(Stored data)
::::

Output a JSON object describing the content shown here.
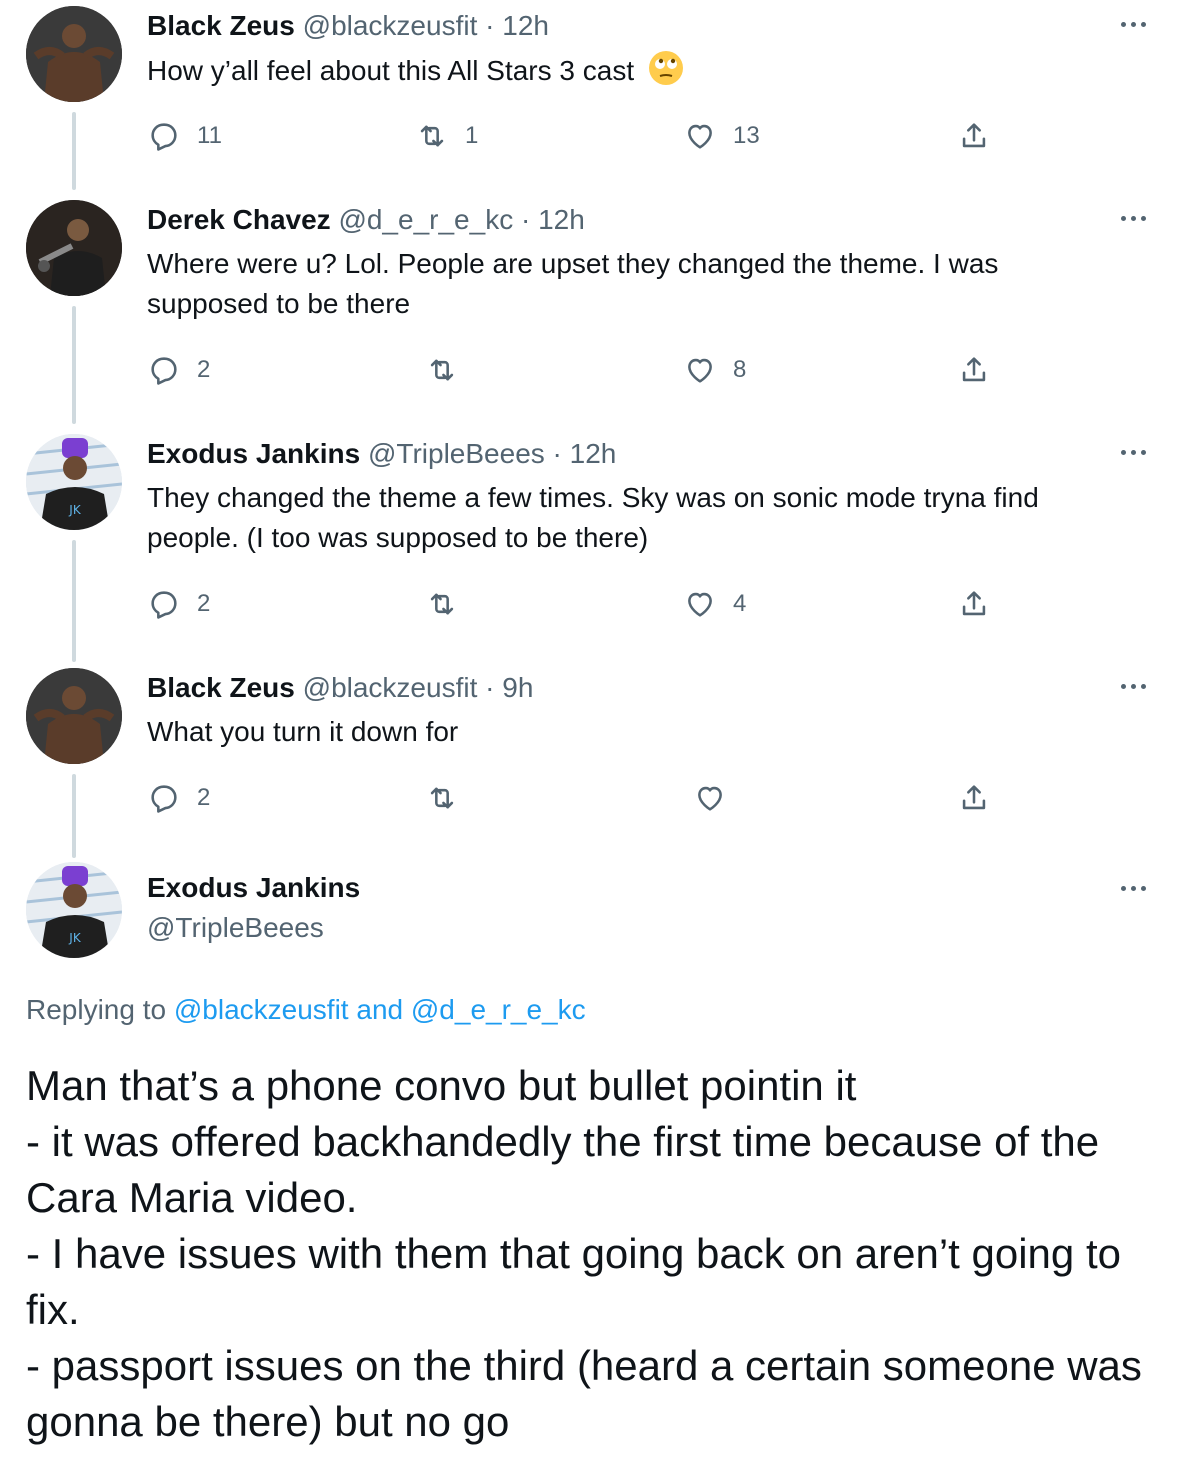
{
  "tweets": [
    {
      "name": "Black Zeus",
      "handle": "@blackzeusfit",
      "dot": "·",
      "time": "12h",
      "text": "How y’all feel about this All Stars 3 cast",
      "emoji": "face-with-rolling-eyes",
      "reply_count": "11",
      "retweet_count": "1",
      "like_count": "13"
    },
    {
      "name": "Derek Chavez",
      "handle": "@d_e_r_e_kc",
      "dot": "·",
      "time": "12h",
      "text": "Where were u? Lol. People are upset they changed the theme. I was supposed to be there",
      "reply_count": "2",
      "retweet_count": "",
      "like_count": "8"
    },
    {
      "name": "Exodus Jankins",
      "handle": "@TripleBeees",
      "dot": "·",
      "time": "12h",
      "text": "They changed the theme a few times. Sky was on sonic mode tryna find people. (I too was supposed to be there)",
      "reply_count": "2",
      "retweet_count": "",
      "like_count": "4"
    },
    {
      "name": "Black Zeus",
      "handle": "@blackzeusfit",
      "dot": "·",
      "time": "9h",
      "text": "What you turn it down for",
      "reply_count": "2",
      "retweet_count": "",
      "like_count": ""
    }
  ],
  "main_tweet": {
    "name": "Exodus Jankins",
    "handle": "@TripleBeees",
    "replying_prefix": "Replying to",
    "replying_user1": "@blackzeusfit",
    "replying_and": "and",
    "replying_user2": "@d_e_r_e_kc",
    "text": "Man that’s a phone convo but bullet pointin it\n- it was offered backhandedly the first time because of the Cara Maria video.\n- I have issues with them that going back on aren’t going to fix.\n- passport issues on the third (heard a certain someone was gonna be there) but no go"
  },
  "colors": {
    "text": "#0f1419",
    "secondary": "#536471",
    "link": "#1d9bf0",
    "thread_line": "#cfd9de"
  },
  "icons": [
    "reply-icon",
    "retweet-icon",
    "like-icon",
    "share-icon",
    "more-icon"
  ]
}
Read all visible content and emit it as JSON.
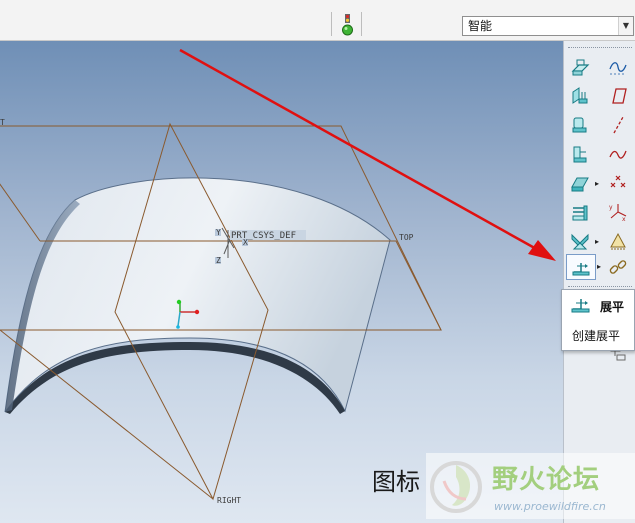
{
  "top_toolbar": {
    "selection_filter": {
      "value": "智能"
    }
  },
  "model": {
    "csys_label": "PRT_CSYS_DEF",
    "datum_planes": {
      "top": "TOP",
      "right": "RIGHT",
      "front_partial": "T"
    },
    "tags": {
      "tag_top": "Y",
      "tag_bottom": "Z",
      "tag_small": "X"
    }
  },
  "tooltip": {
    "title": "展平",
    "description": "创建展平"
  },
  "watermark": {
    "label": "图标",
    "title": "野火论坛",
    "url": "www.proewildfire.cn"
  },
  "colors": {
    "datum": "#8a5a2e",
    "arrow": "#e01010",
    "surface": "#c7d3df",
    "edge": "#5a6f8a",
    "accent": "#7a9cc8",
    "toolbar_bg": "#e9edf2"
  },
  "icons": {
    "traffic_light": "traffic-light-icon",
    "unbend_tool": "unbend-icon"
  }
}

::::

__The problem__.
Exclude all images and restate the records above word for word.

__The reply__.
Output a JSON object describing the content shown here.
{
  "tweets": [
    {
      "name": "Black Zeus",
      "handle": "@blackzeusfit",
      "dot": "·",
      "time": "12h",
      "text": "How y’all feel about this All Stars 3 cast",
      "emoji": "face-with-rolling-eyes",
      "reply_count": "11",
      "retweet_count": "1",
      "like_count": "13"
    },
    {
      "name": "Derek Chavez",
      "handle": "@d_e_r_e_kc",
      "dot": "·",
      "time": "12h",
      "text": "Where were u? Lol. People are upset they changed the theme. I was supposed to be there",
      "reply_count": "2",
      "retweet_count": "",
      "like_count": "8"
    },
    {
      "name": "Exodus Jankins",
      "handle": "@TripleBeees",
      "dot": "·",
      "time": "12h",
      "text": "They changed the theme a few times. Sky was on sonic mode tryna find people. (I too was supposed to be there)",
      "reply_count": "2",
      "retweet_count": "",
      "like_count": "4"
    },
    {
      "name": "Black Zeus",
      "handle": "@blackzeusfit",
      "dot": "·",
      "time": "9h",
      "text": "What you turn it down for",
      "reply_count": "2",
      "retweet_count": "",
      "like_count": ""
    }
  ],
  "main_tweet": {
    "name": "Exodus Jankins",
    "handle": "@TripleBeees",
    "replying_prefix": "Replying to",
    "replying_user1": "@blackzeusfit",
    "replying_and": "and",
    "replying_user2": "@d_e_r_e_kc",
    "text": "Man that’s a phone convo but bullet pointin it\n- it was offered backhandedly the first time because of the Cara Maria video.\n- I have issues with them that going back on aren’t going to fix.\n- passport issues on the third (heard a certain someone was gonna be there) but no go"
  },
  "colors": {
    "text": "#0f1419",
    "secondary": "#536471",
    "link": "#1d9bf0",
    "thread_line": "#cfd9de"
  },
  "icons": [
    "reply-icon",
    "retweet-icon",
    "like-icon",
    "share-icon",
    "more-icon"
  ]
}
Read all visible content and emit it as JSON.
{
  "top_toolbar": {
    "selection_filter": {
      "value": "智能"
    }
  },
  "model": {
    "csys_label": "PRT_CSYS_DEF",
    "datum_planes": {
      "top": "TOP",
      "right": "RIGHT",
      "front_partial": "T"
    },
    "tags": {
      "tag_top": "Y",
      "tag_bottom": "Z",
      "tag_small": "X"
    }
  },
  "tooltip": {
    "title": "展平",
    "description": "创建展平"
  },
  "watermark": {
    "label": "图标",
    "title": "野火论坛",
    "url": "www.proewildfire.cn"
  },
  "colors": {
    "datum": "#8a5a2e",
    "arrow": "#e01010",
    "surface": "#c7d3df",
    "edge": "#5a6f8a",
    "accent": "#7a9cc8",
    "toolbar_bg": "#e9edf2"
  },
  "icons": {
    "traffic_light": "traffic-light-icon",
    "unbend_tool": "unbend-icon"
  }
}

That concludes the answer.